START DATA ROWS

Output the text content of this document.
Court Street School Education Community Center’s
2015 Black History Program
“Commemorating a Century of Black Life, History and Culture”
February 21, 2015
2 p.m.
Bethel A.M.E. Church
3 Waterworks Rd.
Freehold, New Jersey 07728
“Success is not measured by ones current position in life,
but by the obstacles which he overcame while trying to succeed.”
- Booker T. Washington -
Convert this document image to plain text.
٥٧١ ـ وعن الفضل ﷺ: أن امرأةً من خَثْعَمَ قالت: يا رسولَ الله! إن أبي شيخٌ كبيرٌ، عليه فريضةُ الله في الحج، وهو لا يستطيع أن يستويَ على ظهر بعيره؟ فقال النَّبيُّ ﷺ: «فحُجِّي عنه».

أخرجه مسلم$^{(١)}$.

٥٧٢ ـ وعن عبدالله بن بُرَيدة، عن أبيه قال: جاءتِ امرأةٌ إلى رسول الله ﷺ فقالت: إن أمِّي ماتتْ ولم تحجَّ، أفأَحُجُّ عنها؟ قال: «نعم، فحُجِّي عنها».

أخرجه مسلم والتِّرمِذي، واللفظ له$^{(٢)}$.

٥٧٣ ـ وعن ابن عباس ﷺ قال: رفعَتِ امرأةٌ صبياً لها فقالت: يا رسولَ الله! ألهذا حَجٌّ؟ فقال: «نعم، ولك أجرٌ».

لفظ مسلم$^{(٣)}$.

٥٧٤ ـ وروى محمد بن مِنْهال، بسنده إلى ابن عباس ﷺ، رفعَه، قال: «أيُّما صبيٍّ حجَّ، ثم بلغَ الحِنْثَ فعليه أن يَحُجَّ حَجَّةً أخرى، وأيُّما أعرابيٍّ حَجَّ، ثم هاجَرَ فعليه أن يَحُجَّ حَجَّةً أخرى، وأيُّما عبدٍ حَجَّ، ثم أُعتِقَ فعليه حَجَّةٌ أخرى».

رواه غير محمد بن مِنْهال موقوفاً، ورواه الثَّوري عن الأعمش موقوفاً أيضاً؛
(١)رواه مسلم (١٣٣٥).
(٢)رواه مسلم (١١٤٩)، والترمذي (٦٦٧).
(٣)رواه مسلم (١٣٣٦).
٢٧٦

END DATA ROWS

*TASK TO CARRY OUT*
Reproduce all the records precisely.

*CORRECT OUTPUT*
Output the text content of this document.
Court Street School Education Community Center’s
2015 Black History Program
“Commemorating a Century of Black Life, History and Culture”
February 21, 2015
2 p.m.
Bethel A.M.E. Church
3 Waterworks Rd.
Freehold, New Jersey 07728
“Success is not measured by ones current position in life,
but by the obstacles which he overcame while trying to succeed.”
- Booker T. Washington -
Convert this document image to plain text.
٥٧١ ـ وعن الفضل ﷺ: أن امرأةً من خَثْعَمَ قالت: يا رسولَ الله! إن أبي شيخٌ كبيرٌ، عليه فريضةُ الله في الحج، وهو لا يستطيع أن يستويَ على ظهر بعيره؟ فقال النَّبيُّ ﷺ: «فحُجِّي عنه».

أخرجه مسلم$^{(١)}$.

٥٧٢ ـ وعن عبدالله بن بُرَيدة، عن أبيه قال: جاءتِ امرأةٌ إلى رسول الله ﷺ فقالت: إن أمِّي ماتتْ ولم تحجَّ، أفأَحُجُّ عنها؟ قال: «نعم، فحُجِّي عنها».

أخرجه مسلم والتِّرمِذي، واللفظ له$^{(٢)}$.

٥٧٣ ـ وعن ابن عباس ﷺ قال: رفعَتِ امرأةٌ صبياً لها فقالت: يا رسولَ الله! ألهذا حَجٌّ؟ فقال: «نعم، ولك أجرٌ».

لفظ مسلم$^{(٣)}$.

٥٧٤ ـ وروى محمد بن مِنْهال، بسنده إلى ابن عباس ﷺ، رفعَه، قال: «أيُّما صبيٍّ حجَّ، ثم بلغَ الحِنْثَ فعليه أن يَحُجَّ حَجَّةً أخرى، وأيُّما أعرابيٍّ حَجَّ، ثم هاجَرَ فعليه أن يَحُجَّ حَجَّةً أخرى، وأيُّما عبدٍ حَجَّ، ثم أُعتِقَ فعليه حَجَّةٌ أخرى».

رواه غير محمد بن مِنْهال موقوفاً، ورواه الثَّوري عن الأعمش موقوفاً أيضاً؛
(١)رواه مسلم (١٣٣٥).
(٢)رواه مسلم (١١٤٩)، والترمذي (٦٦٧).
(٣)رواه مسلم (١٣٣٦).
٢٧٦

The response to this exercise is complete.